%%

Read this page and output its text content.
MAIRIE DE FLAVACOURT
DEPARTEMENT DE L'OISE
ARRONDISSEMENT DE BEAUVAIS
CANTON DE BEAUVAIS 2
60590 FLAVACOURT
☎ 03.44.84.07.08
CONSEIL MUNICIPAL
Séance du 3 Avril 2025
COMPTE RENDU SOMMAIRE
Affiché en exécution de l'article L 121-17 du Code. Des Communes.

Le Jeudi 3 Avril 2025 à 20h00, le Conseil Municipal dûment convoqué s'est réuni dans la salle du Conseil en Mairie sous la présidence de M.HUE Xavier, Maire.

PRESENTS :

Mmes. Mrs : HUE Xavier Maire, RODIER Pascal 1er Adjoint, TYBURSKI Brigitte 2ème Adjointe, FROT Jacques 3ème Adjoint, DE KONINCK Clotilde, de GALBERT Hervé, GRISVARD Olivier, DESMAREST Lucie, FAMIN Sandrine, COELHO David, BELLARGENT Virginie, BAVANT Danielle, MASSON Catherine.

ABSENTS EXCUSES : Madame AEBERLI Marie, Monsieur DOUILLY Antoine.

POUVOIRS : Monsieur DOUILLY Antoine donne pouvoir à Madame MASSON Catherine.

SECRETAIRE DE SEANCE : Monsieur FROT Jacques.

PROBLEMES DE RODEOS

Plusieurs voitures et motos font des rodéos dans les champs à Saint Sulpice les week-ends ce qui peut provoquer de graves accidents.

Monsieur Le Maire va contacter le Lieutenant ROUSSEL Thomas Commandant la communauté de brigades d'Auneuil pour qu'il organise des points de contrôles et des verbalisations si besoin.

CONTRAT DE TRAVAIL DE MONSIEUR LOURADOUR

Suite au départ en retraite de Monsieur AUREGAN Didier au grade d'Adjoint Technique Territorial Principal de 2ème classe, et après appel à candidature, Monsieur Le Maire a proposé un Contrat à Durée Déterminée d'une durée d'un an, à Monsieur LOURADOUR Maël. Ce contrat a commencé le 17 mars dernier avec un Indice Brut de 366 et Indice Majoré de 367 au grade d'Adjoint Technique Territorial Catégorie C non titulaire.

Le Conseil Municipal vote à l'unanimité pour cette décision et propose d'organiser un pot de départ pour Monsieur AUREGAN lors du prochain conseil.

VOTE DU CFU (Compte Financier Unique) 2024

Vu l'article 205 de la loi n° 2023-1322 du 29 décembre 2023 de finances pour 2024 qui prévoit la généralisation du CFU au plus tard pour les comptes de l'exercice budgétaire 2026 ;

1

%%

TASK DESCRIPTION: Exactly as they are written, print the entries again.

ANSWER TO THIS TASK:
Read this page and output its text content.
MAIRIE DE FLAVACOURT
DEPARTEMENT DE L'OISE
ARRONDISSEMENT DE BEAUVAIS
CANTON DE BEAUVAIS 2
60590 FLAVACOURT
☎ 03.44.84.07.08
CONSEIL MUNICIPAL
Séance du 3 Avril 2025
COMPTE RENDU SOMMAIRE
Affiché en exécution de l'article L 121-17 du Code. Des Communes.

Le Jeudi 3 Avril 2025 à 20h00, le Conseil Municipal dûment convoqué s'est réuni dans la salle du Conseil en Mairie sous la présidence de M.HUE Xavier, Maire.

PRESENTS :

Mmes. Mrs : HUE Xavier Maire, RODIER Pascal 1er Adjoint, TYBURSKI Brigitte 2ème Adjointe, FROT Jacques 3ème Adjoint, DE KONINCK Clotilde, de GALBERT Hervé, GRISVARD Olivier, DESMAREST Lucie, FAMIN Sandrine, COELHO David, BELLARGENT Virginie, BAVANT Danielle, MASSON Catherine.

ABSENTS EXCUSES : Madame AEBERLI Marie, Monsieur DOUILLY Antoine.

POUVOIRS : Monsieur DOUILLY Antoine donne pouvoir à Madame MASSON Catherine.

SECRETAIRE DE SEANCE : Monsieur FROT Jacques.

PROBLEMES DE RODEOS

Plusieurs voitures et motos font des rodéos dans les champs à Saint Sulpice les week-ends ce qui peut provoquer de graves accidents.

Monsieur Le Maire va contacter le Lieutenant ROUSSEL Thomas Commandant la communauté de brigades d'Auneuil pour qu'il organise des points de contrôles et des verbalisations si besoin.

CONTRAT DE TRAVAIL DE MONSIEUR LOURADOUR

Suite au départ en retraite de Monsieur AUREGAN Didier au grade d'Adjoint Technique Territorial Principal de 2ème classe, et après appel à candidature, Monsieur Le Maire a proposé un Contrat à Durée Déterminée d'une durée d'un an, à Monsieur LOURADOUR Maël. Ce contrat a commencé le 17 mars dernier avec un Indice Brut de 366 et Indice Majoré de 367 au grade d'Adjoint Technique Territorial Catégorie C non titulaire.

Le Conseil Municipal vote à l'unanimité pour cette décision et propose d'organiser un pot de départ pour Monsieur AUREGAN lors du prochain conseil.

VOTE DU CFU (Compte Financier Unique) 2024

Vu l'article 205 de la loi n° 2023-1322 du 29 décembre 2023 de finances pour 2024 qui prévoit la généralisation du CFU au plus tard pour les comptes de l'exercice budgétaire 2026 ;

1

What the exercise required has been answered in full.